Copy each line containing the word "category" from the records that follow, please.
####################
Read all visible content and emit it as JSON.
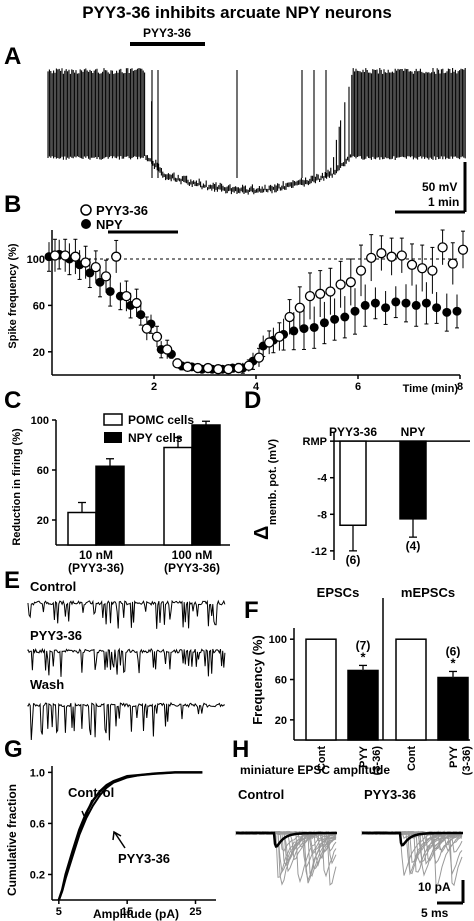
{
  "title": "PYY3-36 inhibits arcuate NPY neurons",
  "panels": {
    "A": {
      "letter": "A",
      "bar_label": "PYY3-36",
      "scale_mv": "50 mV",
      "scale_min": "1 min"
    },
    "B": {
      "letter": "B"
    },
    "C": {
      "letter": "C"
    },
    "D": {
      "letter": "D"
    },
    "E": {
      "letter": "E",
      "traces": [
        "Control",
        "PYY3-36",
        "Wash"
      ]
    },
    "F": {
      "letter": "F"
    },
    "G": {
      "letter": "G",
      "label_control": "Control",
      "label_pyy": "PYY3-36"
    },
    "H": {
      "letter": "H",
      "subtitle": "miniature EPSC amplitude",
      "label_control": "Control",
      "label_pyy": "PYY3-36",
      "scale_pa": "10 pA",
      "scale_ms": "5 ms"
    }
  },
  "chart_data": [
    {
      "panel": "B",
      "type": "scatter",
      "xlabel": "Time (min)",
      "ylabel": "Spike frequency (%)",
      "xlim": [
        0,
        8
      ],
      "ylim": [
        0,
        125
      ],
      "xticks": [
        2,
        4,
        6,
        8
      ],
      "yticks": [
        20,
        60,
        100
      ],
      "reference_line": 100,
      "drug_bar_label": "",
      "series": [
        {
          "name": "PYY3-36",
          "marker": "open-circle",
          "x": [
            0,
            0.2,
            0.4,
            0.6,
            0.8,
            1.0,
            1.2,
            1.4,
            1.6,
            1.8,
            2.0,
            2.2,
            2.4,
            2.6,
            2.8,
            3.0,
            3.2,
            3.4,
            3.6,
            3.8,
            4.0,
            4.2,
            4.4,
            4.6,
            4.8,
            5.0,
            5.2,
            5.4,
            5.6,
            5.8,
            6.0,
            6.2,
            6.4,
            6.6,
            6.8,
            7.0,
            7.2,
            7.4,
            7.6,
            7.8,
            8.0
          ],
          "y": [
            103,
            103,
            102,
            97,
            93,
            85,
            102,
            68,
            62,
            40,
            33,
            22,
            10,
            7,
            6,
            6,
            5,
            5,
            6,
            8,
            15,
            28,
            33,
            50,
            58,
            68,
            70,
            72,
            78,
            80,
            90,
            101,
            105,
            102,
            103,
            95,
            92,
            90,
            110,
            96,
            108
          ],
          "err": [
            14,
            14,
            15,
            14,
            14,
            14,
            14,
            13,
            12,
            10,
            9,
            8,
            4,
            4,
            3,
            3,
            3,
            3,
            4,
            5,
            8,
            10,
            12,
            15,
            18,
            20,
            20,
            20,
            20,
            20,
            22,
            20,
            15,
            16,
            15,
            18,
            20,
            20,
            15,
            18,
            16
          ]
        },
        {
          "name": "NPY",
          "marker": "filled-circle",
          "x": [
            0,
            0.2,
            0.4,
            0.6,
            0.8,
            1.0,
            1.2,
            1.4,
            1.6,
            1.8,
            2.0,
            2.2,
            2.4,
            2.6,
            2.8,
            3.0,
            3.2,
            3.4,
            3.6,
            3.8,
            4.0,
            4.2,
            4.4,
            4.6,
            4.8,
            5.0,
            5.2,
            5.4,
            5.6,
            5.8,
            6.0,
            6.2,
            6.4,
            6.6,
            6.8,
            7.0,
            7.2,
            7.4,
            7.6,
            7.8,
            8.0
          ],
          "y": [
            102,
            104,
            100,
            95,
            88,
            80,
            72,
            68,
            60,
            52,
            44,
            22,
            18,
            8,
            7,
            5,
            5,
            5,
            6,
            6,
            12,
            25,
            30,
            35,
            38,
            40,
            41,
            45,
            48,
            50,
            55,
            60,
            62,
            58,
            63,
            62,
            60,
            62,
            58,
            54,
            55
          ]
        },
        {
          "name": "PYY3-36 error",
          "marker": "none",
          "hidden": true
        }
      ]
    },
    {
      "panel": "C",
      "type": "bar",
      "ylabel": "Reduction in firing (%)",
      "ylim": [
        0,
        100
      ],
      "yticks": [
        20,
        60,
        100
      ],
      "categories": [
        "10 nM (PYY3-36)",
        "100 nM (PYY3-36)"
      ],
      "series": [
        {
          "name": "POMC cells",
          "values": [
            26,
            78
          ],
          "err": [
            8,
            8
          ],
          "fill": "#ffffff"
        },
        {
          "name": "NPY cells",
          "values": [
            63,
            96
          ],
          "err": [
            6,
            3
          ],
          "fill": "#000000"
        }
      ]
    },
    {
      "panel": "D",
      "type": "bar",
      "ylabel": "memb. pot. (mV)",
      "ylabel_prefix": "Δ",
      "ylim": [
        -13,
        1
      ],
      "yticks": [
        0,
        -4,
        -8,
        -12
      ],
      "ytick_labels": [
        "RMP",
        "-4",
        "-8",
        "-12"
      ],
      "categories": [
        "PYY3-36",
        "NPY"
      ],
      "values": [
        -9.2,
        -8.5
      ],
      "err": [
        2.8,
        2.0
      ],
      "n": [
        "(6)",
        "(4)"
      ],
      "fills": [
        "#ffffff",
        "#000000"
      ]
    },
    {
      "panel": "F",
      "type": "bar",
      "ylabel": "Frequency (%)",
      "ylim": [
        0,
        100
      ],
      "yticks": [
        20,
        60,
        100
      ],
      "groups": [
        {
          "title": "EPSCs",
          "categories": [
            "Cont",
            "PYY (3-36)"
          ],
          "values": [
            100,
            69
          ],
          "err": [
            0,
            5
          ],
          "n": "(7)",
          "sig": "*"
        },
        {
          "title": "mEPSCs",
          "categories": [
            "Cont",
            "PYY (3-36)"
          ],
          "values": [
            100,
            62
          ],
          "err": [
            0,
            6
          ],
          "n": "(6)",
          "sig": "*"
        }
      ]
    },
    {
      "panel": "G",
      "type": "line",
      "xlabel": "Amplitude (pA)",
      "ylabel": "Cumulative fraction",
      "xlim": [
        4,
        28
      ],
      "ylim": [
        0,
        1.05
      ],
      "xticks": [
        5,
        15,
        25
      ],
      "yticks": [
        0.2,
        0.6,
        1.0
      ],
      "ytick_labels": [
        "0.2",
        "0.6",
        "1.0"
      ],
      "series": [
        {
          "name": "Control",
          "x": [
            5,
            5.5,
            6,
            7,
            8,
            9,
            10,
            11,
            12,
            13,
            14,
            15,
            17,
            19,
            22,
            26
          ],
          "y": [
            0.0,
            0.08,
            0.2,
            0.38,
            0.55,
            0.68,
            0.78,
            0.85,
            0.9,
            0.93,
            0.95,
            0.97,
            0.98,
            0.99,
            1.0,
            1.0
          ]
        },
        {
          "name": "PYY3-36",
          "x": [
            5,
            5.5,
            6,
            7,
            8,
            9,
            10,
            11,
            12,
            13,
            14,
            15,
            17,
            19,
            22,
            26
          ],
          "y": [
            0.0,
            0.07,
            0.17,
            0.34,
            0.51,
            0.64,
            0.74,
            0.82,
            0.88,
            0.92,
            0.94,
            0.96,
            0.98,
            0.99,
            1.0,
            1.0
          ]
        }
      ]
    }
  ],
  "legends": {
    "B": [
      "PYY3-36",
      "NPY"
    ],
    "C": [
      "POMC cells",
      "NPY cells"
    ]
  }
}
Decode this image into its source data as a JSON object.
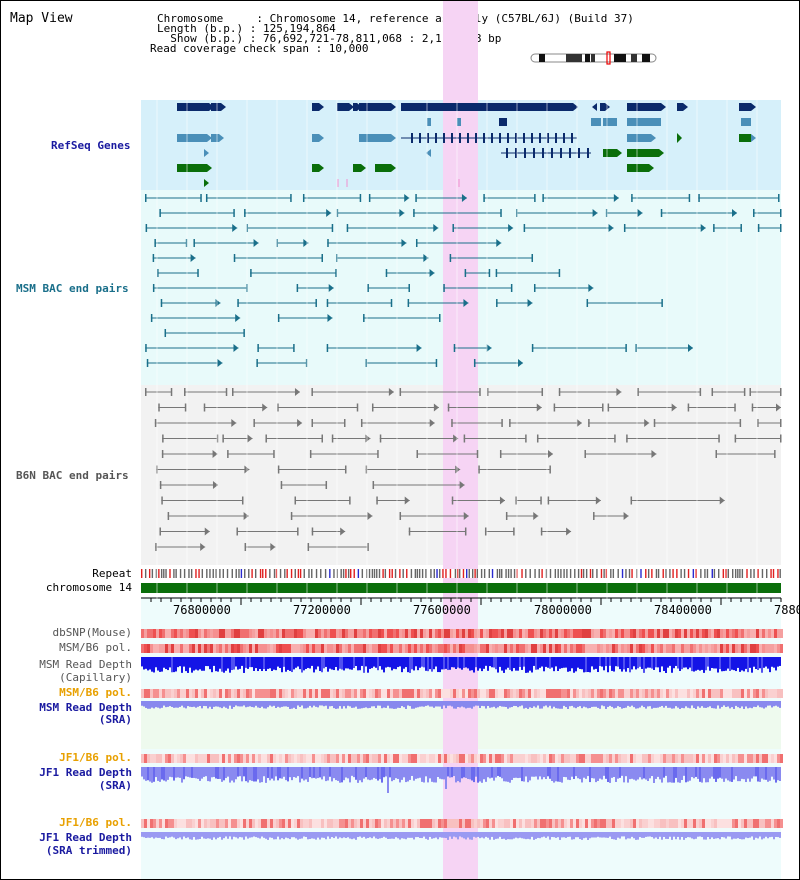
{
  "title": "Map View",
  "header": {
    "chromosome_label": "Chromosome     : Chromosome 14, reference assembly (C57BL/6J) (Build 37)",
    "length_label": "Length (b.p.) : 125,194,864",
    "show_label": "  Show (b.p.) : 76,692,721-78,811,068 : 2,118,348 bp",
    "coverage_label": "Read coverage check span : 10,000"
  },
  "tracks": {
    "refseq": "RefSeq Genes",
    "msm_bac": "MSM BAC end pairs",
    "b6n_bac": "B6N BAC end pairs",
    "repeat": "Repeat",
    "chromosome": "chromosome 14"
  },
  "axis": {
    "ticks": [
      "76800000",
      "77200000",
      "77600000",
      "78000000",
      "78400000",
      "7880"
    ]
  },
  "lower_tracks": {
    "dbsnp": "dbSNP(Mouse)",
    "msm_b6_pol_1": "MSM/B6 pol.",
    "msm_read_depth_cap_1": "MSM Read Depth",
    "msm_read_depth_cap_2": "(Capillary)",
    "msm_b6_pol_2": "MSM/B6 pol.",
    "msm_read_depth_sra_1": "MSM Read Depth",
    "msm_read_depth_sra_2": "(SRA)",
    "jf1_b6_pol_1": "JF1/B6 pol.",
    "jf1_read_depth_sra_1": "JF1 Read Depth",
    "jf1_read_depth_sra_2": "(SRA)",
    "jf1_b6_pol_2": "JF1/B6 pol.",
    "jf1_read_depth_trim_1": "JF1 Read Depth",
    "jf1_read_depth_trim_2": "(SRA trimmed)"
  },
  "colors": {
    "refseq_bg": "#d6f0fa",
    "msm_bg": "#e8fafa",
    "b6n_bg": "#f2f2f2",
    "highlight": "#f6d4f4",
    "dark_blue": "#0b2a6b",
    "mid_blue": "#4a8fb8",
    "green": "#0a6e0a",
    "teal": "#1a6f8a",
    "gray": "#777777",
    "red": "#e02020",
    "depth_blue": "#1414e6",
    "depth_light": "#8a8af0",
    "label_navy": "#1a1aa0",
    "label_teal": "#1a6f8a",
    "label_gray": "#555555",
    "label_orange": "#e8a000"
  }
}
####################
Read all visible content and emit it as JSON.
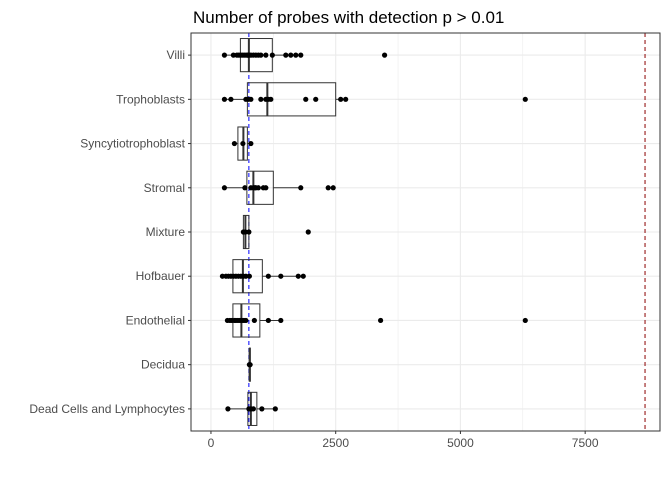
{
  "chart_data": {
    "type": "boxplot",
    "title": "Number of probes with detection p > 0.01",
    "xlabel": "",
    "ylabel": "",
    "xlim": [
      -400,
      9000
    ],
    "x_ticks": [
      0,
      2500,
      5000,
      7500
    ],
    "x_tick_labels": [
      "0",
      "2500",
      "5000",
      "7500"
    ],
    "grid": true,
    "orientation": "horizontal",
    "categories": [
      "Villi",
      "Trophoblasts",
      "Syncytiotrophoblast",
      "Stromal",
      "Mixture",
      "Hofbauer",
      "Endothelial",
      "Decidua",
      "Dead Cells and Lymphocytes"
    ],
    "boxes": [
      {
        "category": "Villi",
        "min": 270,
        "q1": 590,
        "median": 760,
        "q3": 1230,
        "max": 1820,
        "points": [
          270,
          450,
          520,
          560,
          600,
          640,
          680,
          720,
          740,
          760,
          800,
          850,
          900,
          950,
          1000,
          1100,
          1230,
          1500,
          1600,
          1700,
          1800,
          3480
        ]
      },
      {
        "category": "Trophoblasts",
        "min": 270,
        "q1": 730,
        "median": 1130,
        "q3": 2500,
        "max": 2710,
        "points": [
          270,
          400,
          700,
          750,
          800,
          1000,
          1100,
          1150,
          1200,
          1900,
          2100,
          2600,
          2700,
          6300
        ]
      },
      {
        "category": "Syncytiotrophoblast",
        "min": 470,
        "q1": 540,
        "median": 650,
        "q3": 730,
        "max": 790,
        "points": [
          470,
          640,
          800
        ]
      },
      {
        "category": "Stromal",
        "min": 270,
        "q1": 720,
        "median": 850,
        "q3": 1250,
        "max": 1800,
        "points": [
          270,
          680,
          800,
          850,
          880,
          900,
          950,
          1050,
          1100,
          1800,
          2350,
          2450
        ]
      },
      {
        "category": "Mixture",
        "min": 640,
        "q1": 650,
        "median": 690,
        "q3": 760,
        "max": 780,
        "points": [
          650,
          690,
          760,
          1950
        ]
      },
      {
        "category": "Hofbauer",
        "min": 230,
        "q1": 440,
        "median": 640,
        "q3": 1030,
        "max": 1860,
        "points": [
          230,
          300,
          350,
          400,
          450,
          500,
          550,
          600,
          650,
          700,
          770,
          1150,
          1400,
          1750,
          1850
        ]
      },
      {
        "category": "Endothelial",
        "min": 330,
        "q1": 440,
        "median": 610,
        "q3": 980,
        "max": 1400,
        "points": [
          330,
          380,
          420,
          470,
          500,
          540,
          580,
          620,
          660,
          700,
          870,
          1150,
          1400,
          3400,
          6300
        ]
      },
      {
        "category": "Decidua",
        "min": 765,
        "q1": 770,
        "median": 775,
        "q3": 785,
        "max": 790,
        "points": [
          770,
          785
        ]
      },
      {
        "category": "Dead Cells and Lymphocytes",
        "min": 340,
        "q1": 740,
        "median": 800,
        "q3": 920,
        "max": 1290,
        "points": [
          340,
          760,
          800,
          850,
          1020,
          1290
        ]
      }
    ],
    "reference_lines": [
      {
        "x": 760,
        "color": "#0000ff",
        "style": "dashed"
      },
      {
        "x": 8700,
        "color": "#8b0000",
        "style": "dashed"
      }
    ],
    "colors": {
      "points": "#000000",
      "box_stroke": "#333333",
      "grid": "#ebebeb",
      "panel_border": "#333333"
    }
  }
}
####################
» Final answer:
        "category": "Villi",
        "category": "Trophoblasts",
        "category": "Syncytiotrophoblast",
        "category": "Stromal",
        "category": "Mixture",
        "category": "Hofbauer",
        "category": "Endothelial",
        "category": "Decidua",
        "category": "Dead Cells and Lymphocytes",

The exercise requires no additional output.